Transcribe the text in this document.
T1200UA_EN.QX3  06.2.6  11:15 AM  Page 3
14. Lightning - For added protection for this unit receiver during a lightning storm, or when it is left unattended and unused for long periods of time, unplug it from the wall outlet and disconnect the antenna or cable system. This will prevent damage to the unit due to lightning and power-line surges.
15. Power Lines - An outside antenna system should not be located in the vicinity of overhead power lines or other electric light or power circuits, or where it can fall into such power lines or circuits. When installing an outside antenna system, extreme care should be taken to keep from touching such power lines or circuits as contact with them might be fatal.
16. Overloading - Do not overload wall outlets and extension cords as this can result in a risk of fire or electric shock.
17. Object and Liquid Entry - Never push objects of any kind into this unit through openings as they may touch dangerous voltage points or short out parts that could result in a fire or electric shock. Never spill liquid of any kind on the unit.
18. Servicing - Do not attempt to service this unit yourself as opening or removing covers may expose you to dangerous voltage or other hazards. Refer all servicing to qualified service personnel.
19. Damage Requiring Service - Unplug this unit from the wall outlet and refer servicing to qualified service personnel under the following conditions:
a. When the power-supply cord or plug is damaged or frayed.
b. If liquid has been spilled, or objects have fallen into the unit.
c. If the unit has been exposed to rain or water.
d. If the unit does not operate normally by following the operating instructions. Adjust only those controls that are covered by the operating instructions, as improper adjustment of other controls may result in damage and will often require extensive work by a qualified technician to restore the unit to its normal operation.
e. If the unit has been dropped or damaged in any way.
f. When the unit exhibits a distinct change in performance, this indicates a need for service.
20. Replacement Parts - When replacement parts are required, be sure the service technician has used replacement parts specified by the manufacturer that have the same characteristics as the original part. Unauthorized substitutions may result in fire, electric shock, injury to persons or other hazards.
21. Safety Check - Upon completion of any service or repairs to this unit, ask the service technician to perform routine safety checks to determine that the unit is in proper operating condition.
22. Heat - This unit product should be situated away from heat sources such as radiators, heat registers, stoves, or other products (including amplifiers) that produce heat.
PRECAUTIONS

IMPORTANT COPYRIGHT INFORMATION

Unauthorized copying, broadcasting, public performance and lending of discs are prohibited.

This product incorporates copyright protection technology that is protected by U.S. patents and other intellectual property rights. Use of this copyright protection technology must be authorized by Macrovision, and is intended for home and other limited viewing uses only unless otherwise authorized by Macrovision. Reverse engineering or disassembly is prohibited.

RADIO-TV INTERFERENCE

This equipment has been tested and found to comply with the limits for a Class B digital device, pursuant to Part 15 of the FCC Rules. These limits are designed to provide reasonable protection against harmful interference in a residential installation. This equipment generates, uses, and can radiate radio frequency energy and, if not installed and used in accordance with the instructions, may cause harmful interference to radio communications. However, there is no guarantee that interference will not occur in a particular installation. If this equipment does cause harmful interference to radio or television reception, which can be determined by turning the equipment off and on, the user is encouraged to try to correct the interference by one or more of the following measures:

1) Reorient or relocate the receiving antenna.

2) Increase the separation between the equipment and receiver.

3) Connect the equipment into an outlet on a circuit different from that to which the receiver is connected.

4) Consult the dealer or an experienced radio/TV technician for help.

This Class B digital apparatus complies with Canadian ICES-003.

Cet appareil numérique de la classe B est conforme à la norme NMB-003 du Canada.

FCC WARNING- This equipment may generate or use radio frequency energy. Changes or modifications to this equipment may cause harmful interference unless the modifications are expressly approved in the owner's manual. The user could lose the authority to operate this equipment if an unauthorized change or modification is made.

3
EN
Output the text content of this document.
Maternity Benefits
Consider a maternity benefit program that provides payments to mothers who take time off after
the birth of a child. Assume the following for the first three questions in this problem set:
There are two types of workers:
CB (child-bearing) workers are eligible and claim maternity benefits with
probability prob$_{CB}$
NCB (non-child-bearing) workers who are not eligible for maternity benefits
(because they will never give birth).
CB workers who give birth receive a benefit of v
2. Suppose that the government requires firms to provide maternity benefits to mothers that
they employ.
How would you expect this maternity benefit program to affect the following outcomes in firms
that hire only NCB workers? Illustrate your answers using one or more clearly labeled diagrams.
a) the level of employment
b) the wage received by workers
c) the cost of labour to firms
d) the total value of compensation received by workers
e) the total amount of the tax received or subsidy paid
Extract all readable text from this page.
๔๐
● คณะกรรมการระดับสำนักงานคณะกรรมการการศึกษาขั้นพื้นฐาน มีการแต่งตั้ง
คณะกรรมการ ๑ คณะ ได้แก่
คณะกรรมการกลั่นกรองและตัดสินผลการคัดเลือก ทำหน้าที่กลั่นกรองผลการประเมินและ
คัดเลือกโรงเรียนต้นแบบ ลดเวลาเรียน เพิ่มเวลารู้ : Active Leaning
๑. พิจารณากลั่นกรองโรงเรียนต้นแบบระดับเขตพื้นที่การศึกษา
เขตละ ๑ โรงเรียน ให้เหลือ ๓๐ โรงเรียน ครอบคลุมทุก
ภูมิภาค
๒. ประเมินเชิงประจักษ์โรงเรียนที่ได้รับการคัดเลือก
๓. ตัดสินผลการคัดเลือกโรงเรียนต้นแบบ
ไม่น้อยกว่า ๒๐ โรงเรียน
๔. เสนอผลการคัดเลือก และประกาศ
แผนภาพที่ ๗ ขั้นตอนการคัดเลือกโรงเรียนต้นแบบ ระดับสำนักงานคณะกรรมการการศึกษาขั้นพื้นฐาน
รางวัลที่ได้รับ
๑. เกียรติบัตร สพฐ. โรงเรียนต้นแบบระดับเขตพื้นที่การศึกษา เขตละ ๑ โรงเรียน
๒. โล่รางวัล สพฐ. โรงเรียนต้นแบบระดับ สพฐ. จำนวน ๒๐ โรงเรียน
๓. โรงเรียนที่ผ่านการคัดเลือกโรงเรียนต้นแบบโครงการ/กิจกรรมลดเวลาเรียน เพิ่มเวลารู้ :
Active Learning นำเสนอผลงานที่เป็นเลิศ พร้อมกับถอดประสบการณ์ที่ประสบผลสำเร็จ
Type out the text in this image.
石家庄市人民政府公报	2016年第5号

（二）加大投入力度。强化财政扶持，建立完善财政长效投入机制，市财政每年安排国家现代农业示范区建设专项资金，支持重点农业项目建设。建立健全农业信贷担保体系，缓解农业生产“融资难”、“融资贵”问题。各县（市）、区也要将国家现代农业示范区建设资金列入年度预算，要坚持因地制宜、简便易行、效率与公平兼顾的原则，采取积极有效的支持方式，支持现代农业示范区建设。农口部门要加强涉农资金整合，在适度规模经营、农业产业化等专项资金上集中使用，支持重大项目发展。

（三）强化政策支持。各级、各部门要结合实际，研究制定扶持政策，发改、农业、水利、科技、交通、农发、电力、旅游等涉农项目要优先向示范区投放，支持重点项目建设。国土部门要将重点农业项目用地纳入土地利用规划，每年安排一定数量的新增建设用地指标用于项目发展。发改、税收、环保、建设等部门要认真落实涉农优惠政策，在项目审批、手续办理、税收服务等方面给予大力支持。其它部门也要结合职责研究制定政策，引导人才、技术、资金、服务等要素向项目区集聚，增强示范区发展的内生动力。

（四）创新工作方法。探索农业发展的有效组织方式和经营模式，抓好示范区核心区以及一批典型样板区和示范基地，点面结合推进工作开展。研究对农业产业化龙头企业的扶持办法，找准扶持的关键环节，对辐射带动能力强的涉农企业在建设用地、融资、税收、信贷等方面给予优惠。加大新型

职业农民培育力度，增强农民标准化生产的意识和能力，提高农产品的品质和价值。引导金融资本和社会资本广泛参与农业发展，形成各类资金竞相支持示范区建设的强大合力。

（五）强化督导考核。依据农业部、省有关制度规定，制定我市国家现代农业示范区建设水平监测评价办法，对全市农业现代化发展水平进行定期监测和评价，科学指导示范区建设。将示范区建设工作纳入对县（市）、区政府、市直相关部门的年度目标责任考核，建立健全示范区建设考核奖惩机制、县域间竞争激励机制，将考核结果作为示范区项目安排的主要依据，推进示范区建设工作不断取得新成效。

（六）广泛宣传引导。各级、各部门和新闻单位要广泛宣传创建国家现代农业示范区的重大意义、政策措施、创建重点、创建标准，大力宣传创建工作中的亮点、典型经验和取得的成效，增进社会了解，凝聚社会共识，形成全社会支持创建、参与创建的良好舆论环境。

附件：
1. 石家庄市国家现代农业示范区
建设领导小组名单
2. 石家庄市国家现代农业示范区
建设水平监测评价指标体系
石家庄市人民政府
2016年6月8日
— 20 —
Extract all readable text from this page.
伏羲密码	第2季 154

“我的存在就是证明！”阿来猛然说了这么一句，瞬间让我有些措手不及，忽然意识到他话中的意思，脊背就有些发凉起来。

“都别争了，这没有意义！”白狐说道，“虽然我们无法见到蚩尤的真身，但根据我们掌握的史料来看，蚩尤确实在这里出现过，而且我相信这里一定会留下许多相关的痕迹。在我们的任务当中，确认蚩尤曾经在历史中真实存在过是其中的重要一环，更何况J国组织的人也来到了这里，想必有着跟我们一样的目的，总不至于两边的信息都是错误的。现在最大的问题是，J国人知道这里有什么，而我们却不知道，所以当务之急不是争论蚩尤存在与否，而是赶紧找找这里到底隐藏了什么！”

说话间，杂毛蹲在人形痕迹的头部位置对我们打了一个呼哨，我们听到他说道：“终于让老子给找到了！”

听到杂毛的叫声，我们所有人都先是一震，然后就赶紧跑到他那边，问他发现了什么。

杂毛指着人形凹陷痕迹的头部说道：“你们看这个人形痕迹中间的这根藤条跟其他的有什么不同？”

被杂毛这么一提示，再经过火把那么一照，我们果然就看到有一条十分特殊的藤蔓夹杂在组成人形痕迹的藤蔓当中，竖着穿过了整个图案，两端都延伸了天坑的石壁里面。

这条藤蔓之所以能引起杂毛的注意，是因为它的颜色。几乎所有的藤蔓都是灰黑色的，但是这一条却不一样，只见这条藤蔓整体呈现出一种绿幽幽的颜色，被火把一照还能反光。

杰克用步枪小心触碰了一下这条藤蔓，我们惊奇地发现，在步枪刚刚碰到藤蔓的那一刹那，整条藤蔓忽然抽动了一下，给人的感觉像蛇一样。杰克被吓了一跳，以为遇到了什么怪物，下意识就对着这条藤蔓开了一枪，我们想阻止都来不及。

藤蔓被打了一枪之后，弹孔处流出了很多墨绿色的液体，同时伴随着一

——————————

- [Exercise goal]
Gather each line in the entries above where the string "program" is found.

- [The reply]
Consider a maternity benefit program that provides payments to mothers who take time off after
How would you expect this maternity benefit program to affect the following outcomes in firms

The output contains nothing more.